Supporting the underdog: 5
I think this was a lot more important a while ago, but frankly, Linux isn't really the underdog in my world. I just assume that Linux (or possibly another Unix-ish system) would be the normal thing for networked servers, and even in the end-user world, I think Linux is pretty much up to parity now. My flatmate and I have approximately 7 x86-type computers between us (don't ask!), all but two are running Linux, and one of the Windows PCs is almost unused, because it's almost unusably slow and overloaded with crap. She is not a techie, even if she is happy with gadgets, but owns one Linux machine herself, and quite happily uses my home fileserver and both my xbox, running freevo, and her Windows laptop to play entirely legal video files from it.

SOURCE DATA:
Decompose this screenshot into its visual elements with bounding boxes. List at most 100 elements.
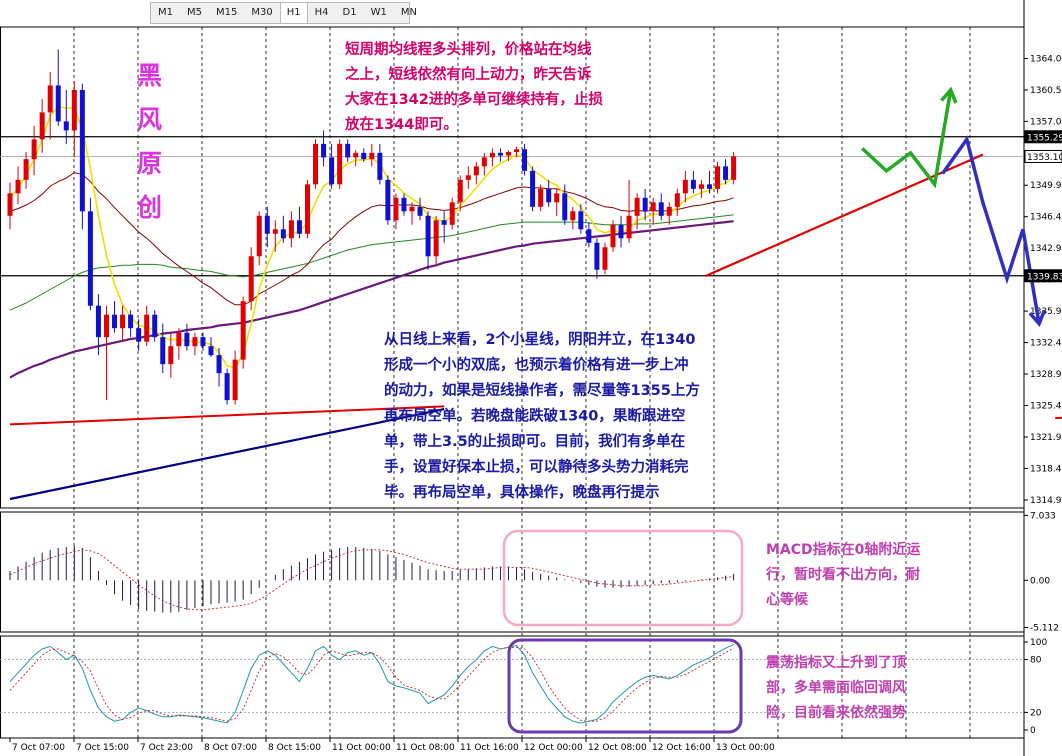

WHAT YOU WILL DO:
**a)** In the piece above on supporting the underdog, about how many x86-type computers do the writer and the flatmate have between them?
**b)** Continue the piece above on supporting the underdog from where it stops.

RESPONSES:
**a)** Approximately 7.

**b)**
Community: 5
Again, I used to be a lot more interested in community stuff, but to some extent I think I've grown out of it. I work with computers all day, I tinker a bit at home, and use them a lot, and I'm getting less interested in hanging out with computer people for fun, if being computer people is all we have in common. Honourable mention goes to #Python on Freenode, which is a relatively smart community, and even, sometimes, has smart newbies. One problem I have with community events is that I am relatively advanced, and if I'm not going to learn anything in an event, I find it boring - I want to be a student as well as a teacher. I find I have less patience with dumb newbies than I used to, and I often can't be bothered to answer simple questions where a simple Google search would have saved both their time and ours. I should admit that this also has something to do with having moved to HK, where the community is not as strong as in the UK, and having managed to get somewhat of a real life instead...
Tinkering: 7
This is a slight cheat. I don't really tinker as much as I used to - see above about growing out of stuff, getting a life, etc. - but that's partly because I have done my tinkering and I have a system and a setup I'm really comfortable with. On my work laptop, on my home PC and laptop - I am running a very similar configuration, which I've worked out over years and, while it does change if something better comes along than I have now, that hasn't actually happened for a while. One sign of this is that I've done very little tinkering with the Eee PC - that's partly because it comes pretty well setup out of the box, but partly because I can't be bothered tinkering and just want to use the thing!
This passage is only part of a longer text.